** start **

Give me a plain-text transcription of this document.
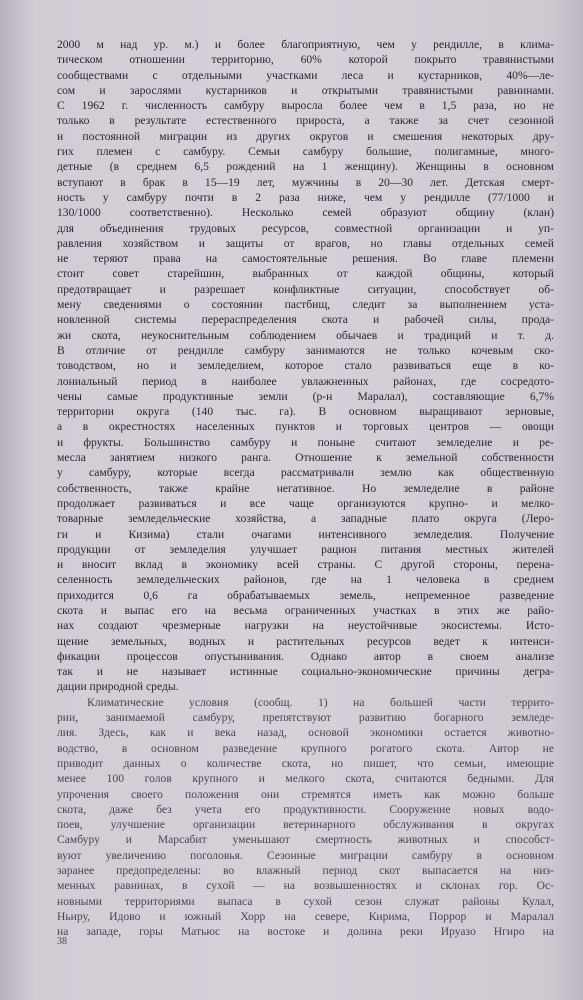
2000 м над ур. м.) и более благоприятную, чем у рендилле, в клима-
тическом отношении территорию, 60% которой покрыто травянистыми
сообществами с отдельными участками леса и кустарников, 40%—ле-
сом и зарослями кустарников и открытыми травянистыми равнинами.
С 1962 г. численность самбуру выросла более чем в 1,5 раза, но не
только в результате естественного прироста, а также за счет сезонной
и постоянной миграции из других округов и смешения некоторых дру-
гих племен с самбуру. Семьи самбуру большие, полигамные, много-
детные (в среднем 6,5 рождений на 1 женщину). Женщины в основном
вступают в брак в 15—19 лет, мужчины в 20—30 лет. Детская смерт-
ность у самбуру почти в 2 раза ниже, чем у рендилле (77/1000 и
130/1000 соответственно). Несколько семей образуют общину (клан)
для объединения трудовых ресурсов, совместной организации и уп-
равления хозяйством и защиты от врагов, но главы отдельных семей
не теряют права на самостоятельные решения. Во главе племени
стоит совет старейшин, выбранных от каждой общины, который
предотвращает и разрешает конфликтные ситуации, способствует об-
мену сведениями о состоянии пастбищ, следит за выполнением уста-
новленной системы перераспределения скота и рабочей силы, прода-
жи скота, неукоснительным соблюдением обычаев и традиций и т. д.
В отличие от рендилле самбуру занимаются не только кочевым ско-
товодством, но и земледелием, которое стало развиваться еще в ко-
лониальный период в наиболее увлажненных районах, где сосредото-
чены самые продуктивные земли (р-н Маралал), составляющие 6,7%
территории округа (140 тыс. га). В основном выращивают зерновые,
а в окрестностях населенных пунктов и торговых центров — овощи
и фрукты. Большинство самбуру и поныне считают земледелие и ре-
месла занятием низкого ранга. Отношение к земельной собственности
у самбуру, которые всегда рассматривали землю как общественную
собственность, также крайне негативное. Но земледелие в районе
продолжает развиваться и все чаще организуются крупно- и мелко-
товарные земледельческие хозяйства, а западные плато округа (Лерo-
ги и Кизима) стали очагами интенсивного земледелия. Получение
продукции от земледелия улучшает рацион питания местных жителей
и вносит вклад в экономику всей страны. С другой стороны, перена-
селенность земледельческих районов, где на 1 человека в среднем
приходится 0,6 га обрабатываемых земель, непременное разведение
скота и выпас его на весьма ограниченных участках в этих же райо-
нах создают чрезмерные нагрузки на неустойчивые экосистемы. Исто-
щение земельных, водных и растительных ресурсов ведет к интенси-
фикации процессов опустынивания. Однако автор в своем анализе
так и не называет истинные социально-экономические причины дегра-
дации природной среды.
Климатические условия (сообщ. 1) на большей части террито-
рии, занимаемой самбуру, препятствуют развитию богарного земледе-
лия. Здесь, как и века назад, основой экономики остается животно-
водство, в основном разведение крупного рогатого скота. Автор не
приводит данных о количестве скота, но пишет, что семьи, имеющие
менее 100 голов крупного и мелкого скота, считаются бедными. Для
упрочения своего положения они стремятся иметь как можно больше
скота, даже без учета его продуктивности. Сооружение новых водо-
поев, улучшение организации ветеринарного обслуживания в округах
Самбуру и Марсабит уменьшают смертность животных и способст-
вуют увеличению поголовья. Сезонные миграции самбуру в основном
заранее предопределены: во влажный период скот выпасается на низ-
менных равнинах, в сухой — на возвышенностях и склонах гор. Ос-
новными территориями выпаса в сухой сезон служат районы Кулал,
Ньиру, Идово и южный Хорр на севере, Кирима, Поррор и Маралал
на западе, горы Матьюс на востоке и долина реки Ируазо Нгиро на
38
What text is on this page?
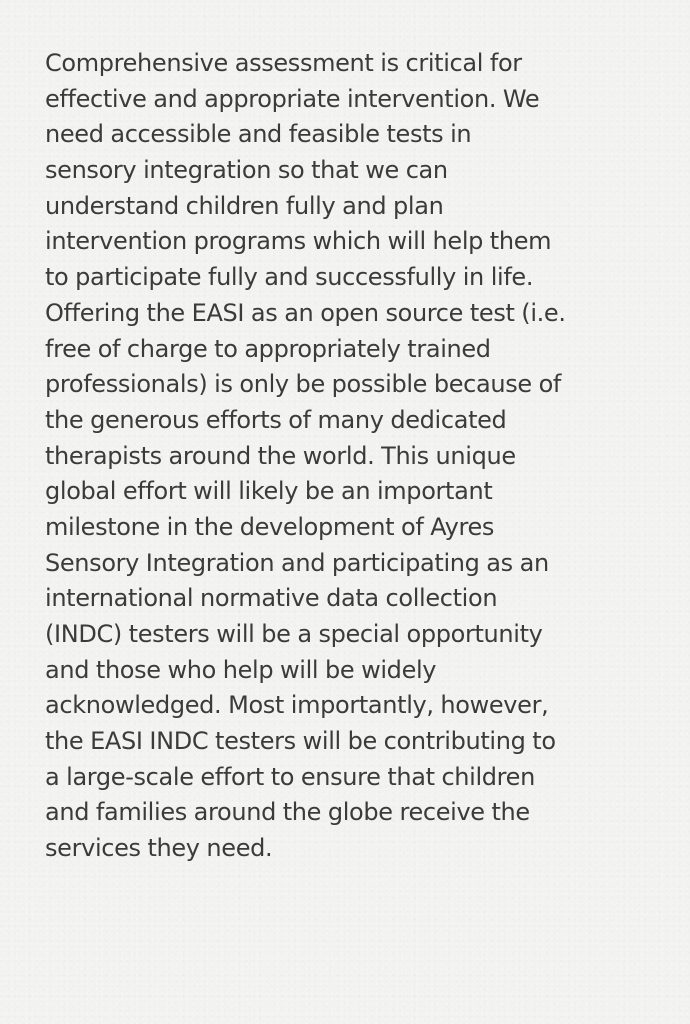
Comprehensive assessment is critical for
effective and appropriate intervention. We
need accessible and feasible tests in
sensory integration so that we can
understand children fully and plan
intervention programs which will help them
to participate fully and successfully in life.
Offering the EASI as an open source test (i.e.
free of charge to appropriately trained
professionals) is only be possible because of
the generous efforts of many dedicated
therapists around the world. This unique
global effort will likely be an important
milestone in the development of Ayres
Sensory Integration and participating as an
international normative data collection
(INDC) testers will be a special opportunity
and those who help will be widely
acknowledged. Most importantly, however,
the EASI INDC testers will be contributing to
a large-scale effort to ensure that children
and families around the globe receive the
services they need.
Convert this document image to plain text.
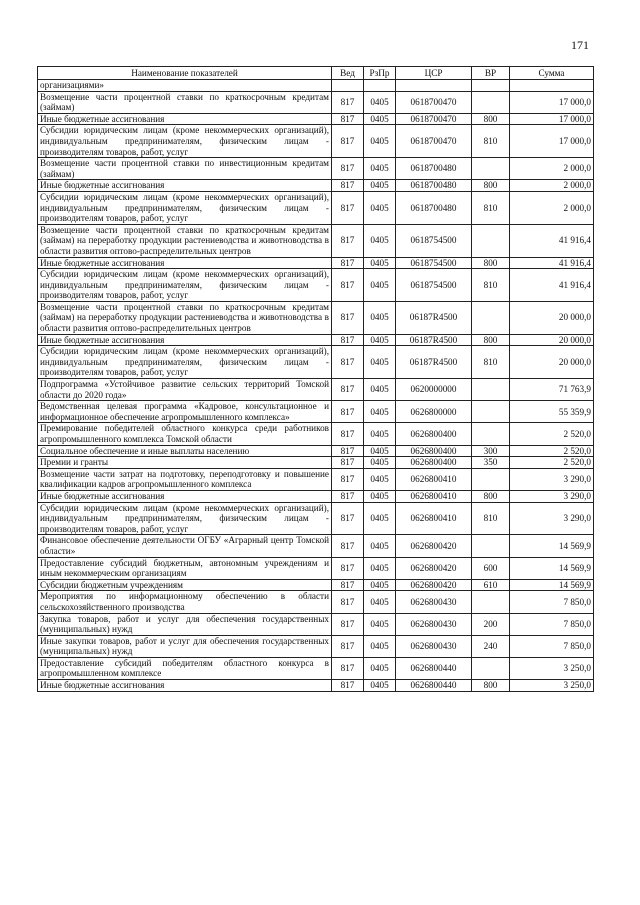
171
Наименование показателей	Вед	РзПр	ЦСР	ВР	Сумма
организациями»					
Возмещение части процентной ставки по краткосрочным кредитам (займам)	817	0405	0618700470		17 000,0
Иные бюджетные ассигнования	817	0405	0618700470	800	17 000,0
Субсидии юридическим лицам (кроме некоммерческих организаций), индивидуальным предпринимателям, физическим лицам - производителям товаров, работ, услуг	817	0405	0618700470	810	17 000,0
Возмещение части процентной ставки по инвестиционным кредитам (займам)	817	0405	0618700480		2 000,0
Иные бюджетные ассигнования	817	0405	0618700480	800	2 000,0
Субсидии юридическим лицам (кроме некоммерческих организаций), индивидуальным предпринимателям, физическим лицам - производителям товаров, работ, услуг	817	0405	0618700480	810	2 000,0
Возмещение части процентной ставки по краткосрочным кредитам (займам) на переработку продукции растениеводства и животноводства в области развития оптово-распределительных центров	817	0405	0618754500		41 916,4
Иные бюджетные ассигнования	817	0405	0618754500	800	41 916,4
Субсидии юридическим лицам (кроме некоммерческих организаций), индивидуальным предпринимателям, физическим лицам - производителям товаров, работ, услуг	817	0405	0618754500	810	41 916,4
Возмещение части процентной ставки по краткосрочным кредитам (займам) на переработку продукции растениеводства и животноводства в области развития оптово-распределительных центров	817	0405	06187R4500		20 000,0
Иные бюджетные ассигнования	817	0405	06187R4500	800	20 000,0
Субсидии юридическим лицам (кроме некоммерческих организаций), индивидуальным предпринимателям, физическим лицам - производителям товаров, работ, услуг	817	0405	06187R4500	810	20 000,0
Подпрограмма «Устойчивое развитие сельских территорий Томской области до 2020 года»	817	0405	0620000000		71 763,9
Ведомственная целевая программа «Кадровое, консультационное и информационное обеспечение агропромышленного комплекса»	817	0405	0626800000		55 359,9
Премирование победителей областного конкурса среди работников агропромышленного комплекса Томской области	817	0405	0626800400		2 520,0
Социальное обеспечение и иные выплаты населению	817	0405	0626800400	300	2 520,0
Премии и гранты	817	0405	0626800400	350	2 520,0
Возмещение части затрат на подготовку, переподготовку и повышение квалификации кадров агропромышленного комплекса	817	0405	0626800410		3 290,0
Иные бюджетные ассигнования	817	0405	0626800410	800	3 290,0
Субсидии юридическим лицам (кроме некоммерческих организаций), индивидуальным предпринимателям, физическим лицам - производителям товаров, работ, услуг	817	0405	0626800410	810	3 290,0
Финансовое обеспечение деятельности ОГБУ «Аграрный центр Томской области»	817	0405	0626800420		14 569,9
Предоставление субсидий бюджетным, автономным учреждениям и иным некоммерческим организациям	817	0405	0626800420	600	14 569,9
Субсидии бюджетным учреждениям	817	0405	0626800420	610	14 569,9
Мероприятия по информационному обеспечению в области сельскохозяйственного производства	817	0405	0626800430		7 850,0
Закупка товаров, работ и услуг для обеспечения государственных (муниципальных) нужд	817	0405	0626800430	200	7 850,0
Иные закупки товаров, работ и услуг для обеспечения государственных (муниципальных) нужд	817	0405	0626800430	240	7 850,0
Предоставление субсидий победителям областного конкурса в агропромышленном комплексе	817	0405	0626800440		3 250,0
Иные бюджетные ассигнования	817	0405	0626800440	800	3 250,0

** end **

• **Stated problem**:
From the entries above, copy out every line where the string "бюджетные" appears.

• **Exercise output**:
Иные бюджетные ассигнования	817	0405	0618700470	800	17 000,0
Иные бюджетные ассигнования	817	0405	0618700480	800	2 000,0
Иные бюджетные ассигнования	817	0405	0618754500	800	41 916,4
Иные бюджетные ассигнования	817	0405	06187R4500	800	20 000,0
Иные бюджетные ассигнования	817	0405	0626800410	800	3 290,0
Иные бюджетные ассигнования	817	0405	0626800440	800	3 250,0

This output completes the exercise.